▶ Your goal
Scan the listing below. Report each line that includes "Events".

▶ Extracted information
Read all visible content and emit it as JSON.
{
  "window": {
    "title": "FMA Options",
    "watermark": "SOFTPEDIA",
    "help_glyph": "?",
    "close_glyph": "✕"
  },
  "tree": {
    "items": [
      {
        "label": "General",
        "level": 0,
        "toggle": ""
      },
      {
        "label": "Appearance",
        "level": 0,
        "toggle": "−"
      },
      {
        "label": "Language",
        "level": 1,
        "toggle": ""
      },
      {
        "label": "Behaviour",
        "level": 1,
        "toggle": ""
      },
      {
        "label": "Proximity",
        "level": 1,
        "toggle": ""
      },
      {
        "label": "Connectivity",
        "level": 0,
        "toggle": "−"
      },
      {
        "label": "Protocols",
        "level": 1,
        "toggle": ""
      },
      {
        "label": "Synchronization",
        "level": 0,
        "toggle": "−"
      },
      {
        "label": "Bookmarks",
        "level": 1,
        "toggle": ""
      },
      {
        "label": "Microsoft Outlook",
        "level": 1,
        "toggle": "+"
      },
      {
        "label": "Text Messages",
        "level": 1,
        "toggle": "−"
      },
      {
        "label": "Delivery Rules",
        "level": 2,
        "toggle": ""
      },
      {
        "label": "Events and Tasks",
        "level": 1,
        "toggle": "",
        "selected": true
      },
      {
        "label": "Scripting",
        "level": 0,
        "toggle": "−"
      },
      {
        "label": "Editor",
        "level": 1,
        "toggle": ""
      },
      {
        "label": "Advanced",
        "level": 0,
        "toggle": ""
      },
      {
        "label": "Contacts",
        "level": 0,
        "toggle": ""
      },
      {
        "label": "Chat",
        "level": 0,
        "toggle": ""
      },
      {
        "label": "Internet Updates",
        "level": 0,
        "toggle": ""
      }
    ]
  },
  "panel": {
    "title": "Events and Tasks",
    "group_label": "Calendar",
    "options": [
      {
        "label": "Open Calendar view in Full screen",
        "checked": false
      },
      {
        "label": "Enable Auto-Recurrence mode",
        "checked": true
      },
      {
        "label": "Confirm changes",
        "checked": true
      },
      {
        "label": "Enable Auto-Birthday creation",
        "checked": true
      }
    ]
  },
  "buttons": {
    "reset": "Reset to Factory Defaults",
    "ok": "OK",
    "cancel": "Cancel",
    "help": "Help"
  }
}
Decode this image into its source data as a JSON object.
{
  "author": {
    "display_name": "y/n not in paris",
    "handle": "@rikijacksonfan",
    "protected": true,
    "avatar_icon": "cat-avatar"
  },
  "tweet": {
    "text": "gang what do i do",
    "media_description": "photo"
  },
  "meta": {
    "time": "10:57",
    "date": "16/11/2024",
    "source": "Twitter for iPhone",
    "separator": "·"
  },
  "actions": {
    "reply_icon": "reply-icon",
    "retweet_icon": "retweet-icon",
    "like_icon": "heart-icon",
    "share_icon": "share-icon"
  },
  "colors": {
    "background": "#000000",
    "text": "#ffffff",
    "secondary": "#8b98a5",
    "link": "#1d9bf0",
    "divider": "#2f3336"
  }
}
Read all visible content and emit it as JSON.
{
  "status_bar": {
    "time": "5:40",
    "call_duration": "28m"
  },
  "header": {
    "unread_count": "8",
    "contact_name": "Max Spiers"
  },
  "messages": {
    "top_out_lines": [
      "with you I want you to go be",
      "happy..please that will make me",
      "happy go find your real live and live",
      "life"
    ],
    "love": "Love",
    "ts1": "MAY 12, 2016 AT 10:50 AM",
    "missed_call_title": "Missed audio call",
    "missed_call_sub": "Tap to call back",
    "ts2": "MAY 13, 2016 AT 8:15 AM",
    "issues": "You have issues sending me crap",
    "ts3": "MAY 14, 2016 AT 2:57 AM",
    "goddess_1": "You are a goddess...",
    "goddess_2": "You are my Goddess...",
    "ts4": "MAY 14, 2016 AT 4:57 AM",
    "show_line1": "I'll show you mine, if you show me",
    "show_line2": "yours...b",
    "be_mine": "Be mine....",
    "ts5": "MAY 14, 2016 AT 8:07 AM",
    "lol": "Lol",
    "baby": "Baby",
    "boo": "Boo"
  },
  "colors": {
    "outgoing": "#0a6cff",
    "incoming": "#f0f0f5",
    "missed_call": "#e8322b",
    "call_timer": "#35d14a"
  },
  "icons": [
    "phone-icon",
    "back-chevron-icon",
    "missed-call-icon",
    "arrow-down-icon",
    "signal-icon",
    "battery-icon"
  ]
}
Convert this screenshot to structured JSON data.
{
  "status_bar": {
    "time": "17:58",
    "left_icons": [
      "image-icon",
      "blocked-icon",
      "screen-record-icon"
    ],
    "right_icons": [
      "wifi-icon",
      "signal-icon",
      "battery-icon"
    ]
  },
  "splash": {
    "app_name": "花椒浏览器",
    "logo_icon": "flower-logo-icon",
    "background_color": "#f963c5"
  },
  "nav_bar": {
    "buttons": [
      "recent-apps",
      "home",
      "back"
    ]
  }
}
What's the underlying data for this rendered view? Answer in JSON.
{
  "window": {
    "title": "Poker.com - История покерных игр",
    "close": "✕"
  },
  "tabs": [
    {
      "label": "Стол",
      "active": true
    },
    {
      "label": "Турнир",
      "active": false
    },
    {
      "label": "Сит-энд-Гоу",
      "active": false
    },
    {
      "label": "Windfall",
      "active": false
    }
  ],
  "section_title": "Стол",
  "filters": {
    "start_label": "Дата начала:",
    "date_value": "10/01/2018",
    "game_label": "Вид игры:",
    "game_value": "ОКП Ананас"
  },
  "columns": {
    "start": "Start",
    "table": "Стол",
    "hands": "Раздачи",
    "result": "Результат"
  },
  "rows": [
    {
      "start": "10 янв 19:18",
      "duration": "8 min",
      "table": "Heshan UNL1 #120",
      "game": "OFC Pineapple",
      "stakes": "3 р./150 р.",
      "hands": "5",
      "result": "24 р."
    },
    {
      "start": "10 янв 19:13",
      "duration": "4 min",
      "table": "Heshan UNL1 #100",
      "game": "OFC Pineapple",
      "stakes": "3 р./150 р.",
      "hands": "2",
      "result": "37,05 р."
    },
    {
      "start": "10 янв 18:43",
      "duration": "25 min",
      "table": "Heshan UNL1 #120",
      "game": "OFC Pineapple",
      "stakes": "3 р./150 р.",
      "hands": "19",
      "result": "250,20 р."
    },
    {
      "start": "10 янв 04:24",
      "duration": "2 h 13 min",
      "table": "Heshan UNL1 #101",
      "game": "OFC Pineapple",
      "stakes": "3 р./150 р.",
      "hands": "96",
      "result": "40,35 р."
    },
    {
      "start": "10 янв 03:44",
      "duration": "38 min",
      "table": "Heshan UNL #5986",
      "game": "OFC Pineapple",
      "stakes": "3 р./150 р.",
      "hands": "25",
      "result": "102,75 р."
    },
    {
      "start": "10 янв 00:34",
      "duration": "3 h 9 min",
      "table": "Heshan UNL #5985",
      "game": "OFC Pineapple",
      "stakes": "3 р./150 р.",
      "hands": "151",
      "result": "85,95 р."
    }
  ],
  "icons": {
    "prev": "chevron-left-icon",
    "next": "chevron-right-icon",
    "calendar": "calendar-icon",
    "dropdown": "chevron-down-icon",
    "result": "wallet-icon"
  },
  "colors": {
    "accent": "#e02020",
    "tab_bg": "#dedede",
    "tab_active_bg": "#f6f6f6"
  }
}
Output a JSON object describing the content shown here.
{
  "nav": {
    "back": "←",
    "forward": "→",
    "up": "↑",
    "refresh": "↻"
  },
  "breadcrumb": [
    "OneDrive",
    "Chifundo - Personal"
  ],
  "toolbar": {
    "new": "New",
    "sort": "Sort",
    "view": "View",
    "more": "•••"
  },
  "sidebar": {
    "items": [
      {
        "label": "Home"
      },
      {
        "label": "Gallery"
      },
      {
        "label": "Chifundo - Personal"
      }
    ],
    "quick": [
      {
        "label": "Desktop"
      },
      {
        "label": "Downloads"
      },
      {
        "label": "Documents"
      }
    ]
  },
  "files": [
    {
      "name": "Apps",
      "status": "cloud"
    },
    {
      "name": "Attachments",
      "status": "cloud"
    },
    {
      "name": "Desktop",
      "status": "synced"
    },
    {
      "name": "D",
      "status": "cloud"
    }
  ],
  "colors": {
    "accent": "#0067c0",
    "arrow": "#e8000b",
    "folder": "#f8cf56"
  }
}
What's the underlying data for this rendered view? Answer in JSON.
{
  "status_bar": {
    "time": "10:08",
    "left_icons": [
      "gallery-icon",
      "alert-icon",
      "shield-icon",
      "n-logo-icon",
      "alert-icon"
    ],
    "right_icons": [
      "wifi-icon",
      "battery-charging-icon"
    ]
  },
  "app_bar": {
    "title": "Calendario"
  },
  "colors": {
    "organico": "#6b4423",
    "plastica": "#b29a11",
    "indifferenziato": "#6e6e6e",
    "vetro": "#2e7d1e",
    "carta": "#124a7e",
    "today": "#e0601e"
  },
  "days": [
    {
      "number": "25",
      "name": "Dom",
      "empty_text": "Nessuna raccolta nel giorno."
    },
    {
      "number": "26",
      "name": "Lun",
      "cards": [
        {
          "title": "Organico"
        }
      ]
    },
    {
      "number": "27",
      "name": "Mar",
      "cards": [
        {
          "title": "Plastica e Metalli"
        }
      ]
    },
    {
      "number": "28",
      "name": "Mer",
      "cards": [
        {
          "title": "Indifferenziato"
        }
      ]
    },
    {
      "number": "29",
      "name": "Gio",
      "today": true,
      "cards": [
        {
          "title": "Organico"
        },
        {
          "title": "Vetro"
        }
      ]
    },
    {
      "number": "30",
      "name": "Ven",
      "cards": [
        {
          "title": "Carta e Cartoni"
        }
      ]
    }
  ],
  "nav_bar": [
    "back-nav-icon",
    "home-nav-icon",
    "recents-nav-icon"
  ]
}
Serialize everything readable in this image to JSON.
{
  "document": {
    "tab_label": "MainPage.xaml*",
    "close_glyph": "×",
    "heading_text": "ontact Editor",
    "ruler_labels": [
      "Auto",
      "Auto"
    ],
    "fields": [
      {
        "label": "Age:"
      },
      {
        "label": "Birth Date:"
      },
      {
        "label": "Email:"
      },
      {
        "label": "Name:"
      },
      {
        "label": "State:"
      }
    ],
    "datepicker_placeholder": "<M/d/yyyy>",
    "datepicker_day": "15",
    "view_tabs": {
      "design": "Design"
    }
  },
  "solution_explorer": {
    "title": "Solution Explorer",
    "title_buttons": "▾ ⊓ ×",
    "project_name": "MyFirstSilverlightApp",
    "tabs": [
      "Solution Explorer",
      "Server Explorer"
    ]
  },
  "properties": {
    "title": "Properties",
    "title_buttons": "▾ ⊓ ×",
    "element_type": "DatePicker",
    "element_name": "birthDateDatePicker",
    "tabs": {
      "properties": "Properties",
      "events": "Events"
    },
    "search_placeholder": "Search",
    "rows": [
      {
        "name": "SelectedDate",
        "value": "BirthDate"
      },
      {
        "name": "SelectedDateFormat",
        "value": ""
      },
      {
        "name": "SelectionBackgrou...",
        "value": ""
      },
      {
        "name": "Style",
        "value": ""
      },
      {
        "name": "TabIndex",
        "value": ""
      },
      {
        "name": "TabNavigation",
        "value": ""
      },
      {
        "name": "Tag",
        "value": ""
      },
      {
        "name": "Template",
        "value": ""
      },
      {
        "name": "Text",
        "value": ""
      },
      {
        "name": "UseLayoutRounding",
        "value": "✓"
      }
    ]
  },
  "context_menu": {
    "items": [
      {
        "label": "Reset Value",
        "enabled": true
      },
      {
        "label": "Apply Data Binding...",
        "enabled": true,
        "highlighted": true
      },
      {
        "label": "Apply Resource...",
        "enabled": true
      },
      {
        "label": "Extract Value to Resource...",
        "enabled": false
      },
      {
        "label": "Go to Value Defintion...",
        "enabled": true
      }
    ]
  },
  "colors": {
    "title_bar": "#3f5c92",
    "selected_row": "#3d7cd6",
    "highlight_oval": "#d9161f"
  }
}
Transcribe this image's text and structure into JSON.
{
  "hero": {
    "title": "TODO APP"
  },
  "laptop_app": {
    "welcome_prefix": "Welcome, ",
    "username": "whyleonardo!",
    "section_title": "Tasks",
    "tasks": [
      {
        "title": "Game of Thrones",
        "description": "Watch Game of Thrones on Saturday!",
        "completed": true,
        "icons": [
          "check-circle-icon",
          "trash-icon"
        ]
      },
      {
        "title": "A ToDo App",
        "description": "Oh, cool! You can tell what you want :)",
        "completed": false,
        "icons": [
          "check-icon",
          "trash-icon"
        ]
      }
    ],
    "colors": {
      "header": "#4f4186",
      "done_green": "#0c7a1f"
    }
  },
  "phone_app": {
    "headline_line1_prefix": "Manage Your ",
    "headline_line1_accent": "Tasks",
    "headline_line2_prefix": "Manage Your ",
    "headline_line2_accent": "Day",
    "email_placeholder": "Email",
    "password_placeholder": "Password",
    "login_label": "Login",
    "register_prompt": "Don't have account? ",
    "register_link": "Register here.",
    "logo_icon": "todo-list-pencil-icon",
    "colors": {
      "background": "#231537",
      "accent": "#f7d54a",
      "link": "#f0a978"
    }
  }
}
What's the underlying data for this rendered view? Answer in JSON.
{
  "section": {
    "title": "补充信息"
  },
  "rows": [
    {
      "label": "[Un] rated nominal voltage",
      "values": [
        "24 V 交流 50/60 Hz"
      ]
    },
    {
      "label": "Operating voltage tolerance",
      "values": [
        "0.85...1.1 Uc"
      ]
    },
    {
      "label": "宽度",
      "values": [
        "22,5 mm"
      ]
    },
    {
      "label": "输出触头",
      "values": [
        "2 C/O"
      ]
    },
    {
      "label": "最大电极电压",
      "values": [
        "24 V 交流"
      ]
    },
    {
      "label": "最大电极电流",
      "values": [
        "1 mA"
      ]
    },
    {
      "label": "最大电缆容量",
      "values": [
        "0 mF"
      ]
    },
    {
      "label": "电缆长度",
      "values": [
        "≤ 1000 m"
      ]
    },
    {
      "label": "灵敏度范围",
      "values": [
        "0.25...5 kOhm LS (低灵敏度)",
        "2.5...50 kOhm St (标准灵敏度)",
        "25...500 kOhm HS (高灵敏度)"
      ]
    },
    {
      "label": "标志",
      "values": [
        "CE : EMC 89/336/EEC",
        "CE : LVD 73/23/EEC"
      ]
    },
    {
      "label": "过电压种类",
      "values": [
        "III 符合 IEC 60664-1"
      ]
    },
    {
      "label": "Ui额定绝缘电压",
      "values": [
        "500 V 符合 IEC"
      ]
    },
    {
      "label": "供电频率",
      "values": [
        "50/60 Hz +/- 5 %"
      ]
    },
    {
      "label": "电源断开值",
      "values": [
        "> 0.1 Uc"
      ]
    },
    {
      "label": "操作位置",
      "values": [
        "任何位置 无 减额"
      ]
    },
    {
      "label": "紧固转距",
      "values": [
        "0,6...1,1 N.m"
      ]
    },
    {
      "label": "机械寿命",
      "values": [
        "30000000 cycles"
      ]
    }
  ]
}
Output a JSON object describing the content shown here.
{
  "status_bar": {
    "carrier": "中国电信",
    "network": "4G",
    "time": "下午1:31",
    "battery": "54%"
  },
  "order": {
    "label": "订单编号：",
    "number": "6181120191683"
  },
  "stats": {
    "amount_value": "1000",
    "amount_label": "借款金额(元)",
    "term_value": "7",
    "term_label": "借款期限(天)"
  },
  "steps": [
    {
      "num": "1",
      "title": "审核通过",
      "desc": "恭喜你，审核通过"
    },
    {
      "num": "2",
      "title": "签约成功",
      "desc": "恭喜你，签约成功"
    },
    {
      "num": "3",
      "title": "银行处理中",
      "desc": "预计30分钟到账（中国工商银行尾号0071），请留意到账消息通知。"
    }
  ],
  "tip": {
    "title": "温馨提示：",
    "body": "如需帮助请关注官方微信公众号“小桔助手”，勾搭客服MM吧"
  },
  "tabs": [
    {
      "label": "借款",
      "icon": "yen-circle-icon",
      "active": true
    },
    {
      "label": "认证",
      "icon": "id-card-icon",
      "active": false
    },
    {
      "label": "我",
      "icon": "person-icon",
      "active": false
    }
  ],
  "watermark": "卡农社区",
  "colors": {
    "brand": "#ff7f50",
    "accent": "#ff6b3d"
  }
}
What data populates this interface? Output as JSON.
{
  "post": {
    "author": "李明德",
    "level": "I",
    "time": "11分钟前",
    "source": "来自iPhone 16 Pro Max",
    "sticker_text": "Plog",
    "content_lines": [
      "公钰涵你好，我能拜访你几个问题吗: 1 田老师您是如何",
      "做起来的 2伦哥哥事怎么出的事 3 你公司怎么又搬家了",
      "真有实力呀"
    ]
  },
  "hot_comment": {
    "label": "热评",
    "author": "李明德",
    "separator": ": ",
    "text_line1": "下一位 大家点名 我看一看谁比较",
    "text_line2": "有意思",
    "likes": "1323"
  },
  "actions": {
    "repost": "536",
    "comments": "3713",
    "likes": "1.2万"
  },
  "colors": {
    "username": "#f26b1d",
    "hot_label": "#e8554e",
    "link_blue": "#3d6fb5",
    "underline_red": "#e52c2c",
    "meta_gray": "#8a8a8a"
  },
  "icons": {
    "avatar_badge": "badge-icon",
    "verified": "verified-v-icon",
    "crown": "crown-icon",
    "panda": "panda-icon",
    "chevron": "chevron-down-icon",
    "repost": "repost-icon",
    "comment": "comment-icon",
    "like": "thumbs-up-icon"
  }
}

▶ Solution to the problem
        "label": "Events and Tasks",
    "title": "Events and Tasks",
      "events": "Events"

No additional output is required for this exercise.